Pictures stay out of the copy; restate everything else in the material exactly.
** START RECORDED INFORMATION **
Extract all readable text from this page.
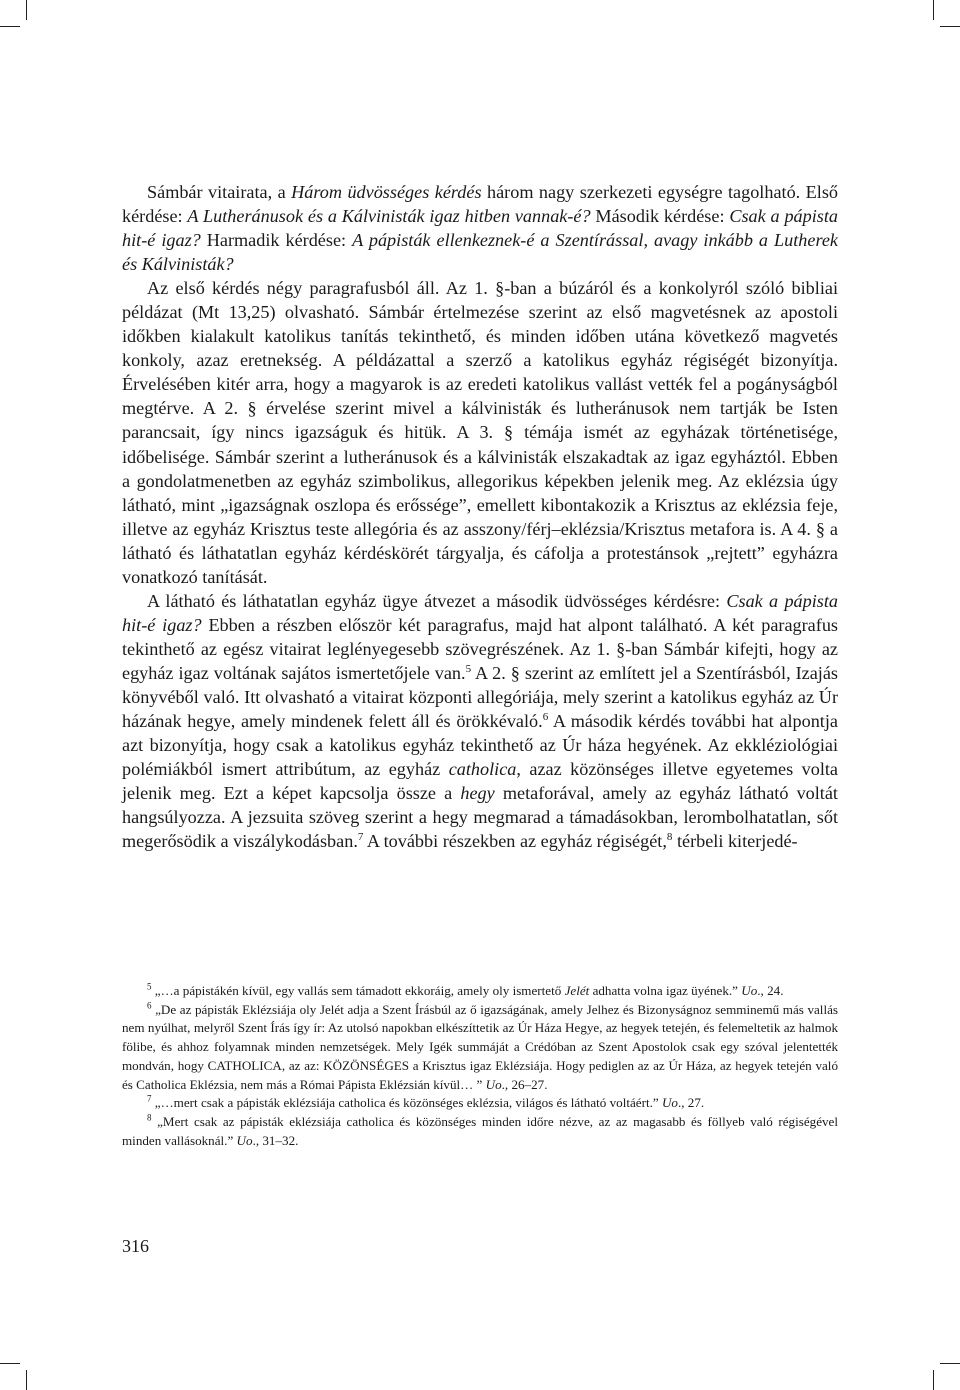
Sámbár vitairata, a Három üdvösséges kérdés három nagy szerkezeti egységre tagolható. Első kérdése: A Lutheránusok és a Kálvinisták igaz hitben vannak-é? Második kérdése: Csak a pápista hit-é igaz? Harmadik kérdése: A pápisták ellenkeznek-é a Szentírással, avagy inkább a Lutherek és Kálvinisták?

Az első kérdés négy paragrafusból áll. Az 1. §-ban a búzáról és a konkolyról szóló bibliai példázat (Mt 13,25) olvasható. Sámbár értelmezése szerint az első magvetésnek az apostoli időkben kialakult katolikus tanítás tekinthető, és minden időben utána következő magvetés konkoly, azaz eretnekség. A példázattal a szerző a katolikus egyház régiségét bizonyítja. Érvelésében kitér arra, hogy a magyarok is az eredeti katolikus vallást vették fel a pogányságból megtérve. A 2. § érvelése szerint mivel a kálvinisták és lutheránusok nem tartják be Isten parancsait, így nincs igazságuk és hitük. A 3. § témája ismét az egyházak történetisége, időbelisége. Sámbár szerint a lutheránusok és a kálvinisták elszakadtak az igaz egyháztól. Ebben a gondolatmenetben az egyház szimbolikus, allegorikus képekben jelenik meg. Az eklézsia úgy látható, mint „igazságnak oszlopa és erőssége”, emellett kibontakozik a Krisztus az eklézsia feje, illetve az egyház Krisztus teste allegória és az asszony/férj–eklézsia/Krisztus metafora is. A 4. § a látható és láthatatlan egyház kérdéskörét tárgyalja, és cáfolja a protestánsok „rejtett” egyházra vonatkozó tanítását.

A látható és láthatatlan egyház ügye átvezet a második üdvösséges kérdésre: Csak a pápista hit-é igaz? Ebben a részben először két paragrafus, majd hat alpont található. A két paragrafus tekinthető az egész vitairat leglényegesebb szövegrészének. Az 1. §-ban Sámbár kifejti, hogy az egyház igaz voltának sajátos ismertetőjele van.$^5$ A 2. § szerint az említett jel a Szentírásból, Izajás könyvéből való. Itt olvasható a vitairat központi allegóriája, mely szerint a katolikus egyház az Úr házának hegye, amely mindenek felett áll és örökkévaló.$^6$ A második kérdés további hat alpontja azt bizonyítja, hogy csak a katolikus egyház tekinthető az Úr háza hegyének. Az ekkléziológiai polémiákból ismert attribútum, az egyház catholica, azaz közönséges illetve egyetemes volta jelenik meg. Ezt a képet kapcsolja össze a hegy metaforával, amely az egyház látható voltát hangsúlyozza. A jezsuita szöveg szerint a hegy megmarad a támadásokban, lerombolhatatlan, sőt megerősödik a viszálykodásban.$^7$ A további részekben az egyház régiségét,$^8$ térbeli kiterjedé-

$^5$ „…a pápistákén kívül, egy vallás sem támadott ekkoráig, amely oly ismertető Jelét adhatta volna igaz üyének.” Uo., 24.

$^6$ „De az pápisták Eklézsiája oly Jelét adja a Szent Írásbúl az ő igazságának, amely Jelhez és Bizonyságnoz semminemű más vallás nem nyúlhat, melyről Szent Írás így ír: Az utolsó napokban elkészíttetik az Úr Háza Hegye, az hegyek tetején, és felemeltetik az halmok fölibe, és ahhoz folyamnak minden nemzetségek. Mely Igék summáját a Crédóban az Szent Apostolok csak egy szóval jelentették mondván, hogy CATHOLICA, az az: KÖZÖNSÉGES a Krisztus igaz Eklézsiája. Hogy pediglen az az Úr Háza, az hegyek tetején való és Catholica Eklézsia, nem más a Római Pápista Eklézsián kívül… ” Uo., 26–27.

$^7$ „…mert csak a pápisták eklézsiája catholica és közönséges eklézsia, világos és látható voltáért.” Uo., 27.

$^8$ „Mert csak az pápisták eklézsiája catholica és közönséges minden időre nézve, az az magasabb és föllyeb való régiségével minden vallásoknál.” Uo., 31–32.

316
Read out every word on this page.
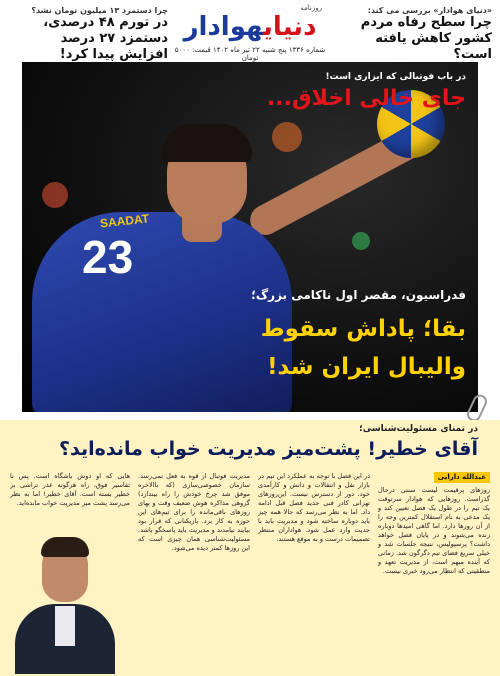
«دنیای هوادار» بررسی می کند:
چرا سطح رفاه مردم کشور کاهش یافته است؟
روزنامه
دنیایهوادار
شماره ۱۳۳۶ پنج شنبه ۲۲ تیر ماه ۱۴۰۲ قیمت: ۵۰۰۰ تومان
چرا دستمزد ۱۳ میلیون تومان نشد؟
در تورم ۴۸ درصدی، دستمزد ۲۷ درصد افزایش پیدا کرد!
SAADAT
23
در باب فوتبالی که ایزاری است!
جای خالی اخلاق...
فدراسیون، مقصر اول ناکامی بزرگ؛
بقا؛ پاداش سقوط
والیبال ایران شد!
در تمنای مسئولیت‌شناسی؛
آقای خطیر! پشت‌میز مدیریت خواب مانده‌اید؟
عبدالله دارایی
روزهای پرقیمت لیست سنتی درحال گذراست. روزهایی که هوادار سرتوقت یک تیم را در طول یک فصل تعیین کند و یک مدعی به نام استقلال کمترین وجه را از آن روزها دارد. اما گاهی امیدها دوباره زنده می‌شوند و در پایان فصل خواهد داشت؟ پرسپولیس، نتیجه جلسات شد و خیلی سریع فضای تیم دگرگون شد. زمانی که آینده مبهم است، از مدیریت تعهد و منطقیتی که انتظار می‌رود خبری نیست.
در این فصل با توجه به عملکرد این تیم در بازار نقل و انتقالات و دانش و کارآمدی خود، دور از دسترس نیست. این‌روزهای تهرانی کادر فنی جدید فصل قبل ادامه داد. اما به نظر می‌رسد که حالا همه چیز باید دوباره ساخته شود و مدیریت باید با جدیت وارد عمل شود. هواداران منتظر تصمیمات درست و به موقع هستند.
مدیریت فوتبال از قوه به فعل نمی‌رسد. سازمان خصوصی‌سازی (که باالاخره موفق شد چرخ خودش را راه بیندازد) گروهی مذاکره هوش ضعیف وقت و بهای روزهای باقی‌مانده را برای تیم‌های این حوزه به کار برد. بازیکنانی که قرار بود بیایند نیامدند و مدیریت باید پاسخگو باشد. مسئولیت‌شناسی همان چیزی است که این روزها کمتر دیده می‌شود.
هایی که او دوش باشگاه است. پس با تفاسیر فوق، راه هرگونه عذر تراشی بر خطیر بسته است. آقای خطیر! اما به نظر می‌رسد پشت میز مدیریت خواب مانده‌اید.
** END RECORDED INFORMATION **
◆ CORRECT ANSWER ◆
Extract all readable text from this page.
Sámbár vitairata, a Három üdvösséges kérdés három nagy szerkezeti egységre tagolható. Első kérdése: A Lutheránusok és a Kálvinisták igaz hitben vannak-é? Második kérdése: Csak a pápista hit-é igaz? Harmadik kérdése: A pápisták ellenkeznek-é a Szentírással, avagy inkább a Lutherek és Kálvinisták?

Az első kérdés négy paragrafusból áll. Az 1. §-ban a búzáról és a konkolyról szóló bibliai példázat (Mt 13,25) olvasható. Sámbár értelmezése szerint az első magvetésnek az apostoli időkben kialakult katolikus tanítás tekinthető, és minden időben utána következő magvetés konkoly, azaz eretnekség. A példázattal a szerző a katolikus egyház régiségét bizonyítja. Érvelésében kitér arra, hogy a magyarok is az eredeti katolikus vallást vették fel a pogányságból megtérve. A 2. § érvelése szerint mivel a kálvinisták és lutheránusok nem tartják be Isten parancsait, így nincs igazságuk és hitük. A 3. § témája ismét az egyházak történetisége, időbelisége. Sámbár szerint a lutheránusok és a kálvinisták elszakadtak az igaz egyháztól. Ebben a gondolatmenetben az egyház szimbolikus, allegorikus képekben jelenik meg. Az eklézsia úgy látható, mint „igazságnak oszlopa és erőssége”, emellett kibontakozik a Krisztus az eklézsia feje, illetve az egyház Krisztus teste allegória és az asszony/férj–eklézsia/Krisztus metafora is. A 4. § a látható és láthatatlan egyház kérdéskörét tárgyalja, és cáfolja a protestánsok „rejtett” egyházra vonatkozó tanítását.

A látható és láthatatlan egyház ügye átvezet a második üdvösséges kérdésre: Csak a pápista hit-é igaz? Ebben a részben először két paragrafus, majd hat alpont található. A két paragrafus tekinthető az egész vitairat leglényegesebb szövegrészének. Az 1. §-ban Sámbár kifejti, hogy az egyház igaz voltának sajátos ismertetőjele van.$^5$ A 2. § szerint az említett jel a Szentírásból, Izajás könyvéből való. Itt olvasható a vitairat központi allegóriája, mely szerint a katolikus egyház az Úr házának hegye, amely mindenek felett áll és örökkévaló.$^6$ A második kérdés további hat alpontja azt bizonyítja, hogy csak a katolikus egyház tekinthető az Úr háza hegyének. Az ekkléziológiai polémiákból ismert attribútum, az egyház catholica, azaz közönséges illetve egyetemes volta jelenik meg. Ezt a képet kapcsolja össze a hegy metaforával, amely az egyház látható voltát hangsúlyozza. A jezsuita szöveg szerint a hegy megmarad a támadásokban, lerombolhatatlan, sőt megerősödik a viszálykodásban.$^7$ A további részekben az egyház régiségét,$^8$ térbeli kiterjedé-

$^5$ „…a pápistákén kívül, egy vallás sem támadott ekkoráig, amely oly ismertető Jelét adhatta volna igaz üyének.” Uo., 24.

$^6$ „De az pápisták Eklézsiája oly Jelét adja a Szent Írásbúl az ő igazságának, amely Jelhez és Bizonyságnoz semminemű más vallás nem nyúlhat, melyről Szent Írás így ír: Az utolsó napokban elkészíttetik az Úr Háza Hegye, az hegyek tetején, és felemeltetik az halmok fölibe, és ahhoz folyamnak minden nemzetségek. Mely Igék summáját a Crédóban az Szent Apostolok csak egy szóval jelentették mondván, hogy CATHOLICA, az az: KÖZÖNSÉGES a Krisztus igaz Eklézsiája. Hogy pediglen az az Úr Háza, az hegyek tetején való és Catholica Eklézsia, nem más a Római Pápista Eklézsián kívül… ” Uo., 26–27.

$^7$ „…mert csak a pápisták eklézsiája catholica és közönséges eklézsia, világos és látható voltáért.” Uo., 27.

$^8$ „Mert csak az pápisták eklézsiája catholica és közönséges minden időre nézve, az az magasabb és föllyeb való régiségével minden vallásoknál.” Uo., 31–32.

316
Read out every word on this page.
«دنیای هوادار» بررسی می کند:
چرا سطح رفاه مردم کشور کاهش یافته است؟
روزنامه
دنیایهوادار
شماره ۱۳۳۶ پنج شنبه ۲۲ تیر ماه ۱۴۰۲ قیمت: ۵۰۰۰ تومان
چرا دستمزد ۱۳ میلیون تومان نشد؟
در تورم ۴۸ درصدی، دستمزد ۲۷ درصد افزایش پیدا کرد!
SAADAT
23
در باب فوتبالی که ایزاری است!
جای خالی اخلاق...
فدراسیون، مقصر اول ناکامی بزرگ؛
بقا؛ پاداش سقوط
والیبال ایران شد!
در تمنای مسئولیت‌شناسی؛
آقای خطیر! پشت‌میز مدیریت خواب مانده‌اید؟
عبدالله دارایی
روزهای پرقیمت لیست سنتی درحال گذراست. روزهایی که هوادار سرتوقت یک تیم را در طول یک فصل تعیین کند و یک مدعی به نام استقلال کمترین وجه را از آن روزها دارد. اما گاهی امیدها دوباره زنده می‌شوند و در پایان فصل خواهد داشت؟ پرسپولیس، نتیجه جلسات شد و خیلی سریع فضای تیم دگرگون شد. زمانی که آینده مبهم است، از مدیریت تعهد و منطقیتی که انتظار می‌رود خبری نیست.
در این فصل با توجه به عملکرد این تیم در بازار نقل و انتقالات و دانش و کارآمدی خود، دور از دسترس نیست. این‌روزهای تهرانی کادر فنی جدید فصل قبل ادامه داد. اما به نظر می‌رسد که حالا همه چیز باید دوباره ساخته شود و مدیریت باید با جدیت وارد عمل شود. هواداران منتظر تصمیمات درست و به موقع هستند.
مدیریت فوتبال از قوه به فعل نمی‌رسد. سازمان خصوصی‌سازی (که باالاخره موفق شد چرخ خودش را راه بیندازد) گروهی مذاکره هوش ضعیف وقت و بهای روزهای باقی‌مانده را برای تیم‌های این حوزه به کار برد. بازیکنانی که قرار بود بیایند نیامدند و مدیریت باید پاسخگو باشد. مسئولیت‌شناسی همان چیزی است که این روزها کمتر دیده می‌شود.
هایی که او دوش باشگاه است. پس با تفاسیر فوق، راه هرگونه عذر تراشی بر خطیر بسته است. آقای خطیر! اما به نظر می‌رسد پشت میز مدیریت خواب مانده‌اید.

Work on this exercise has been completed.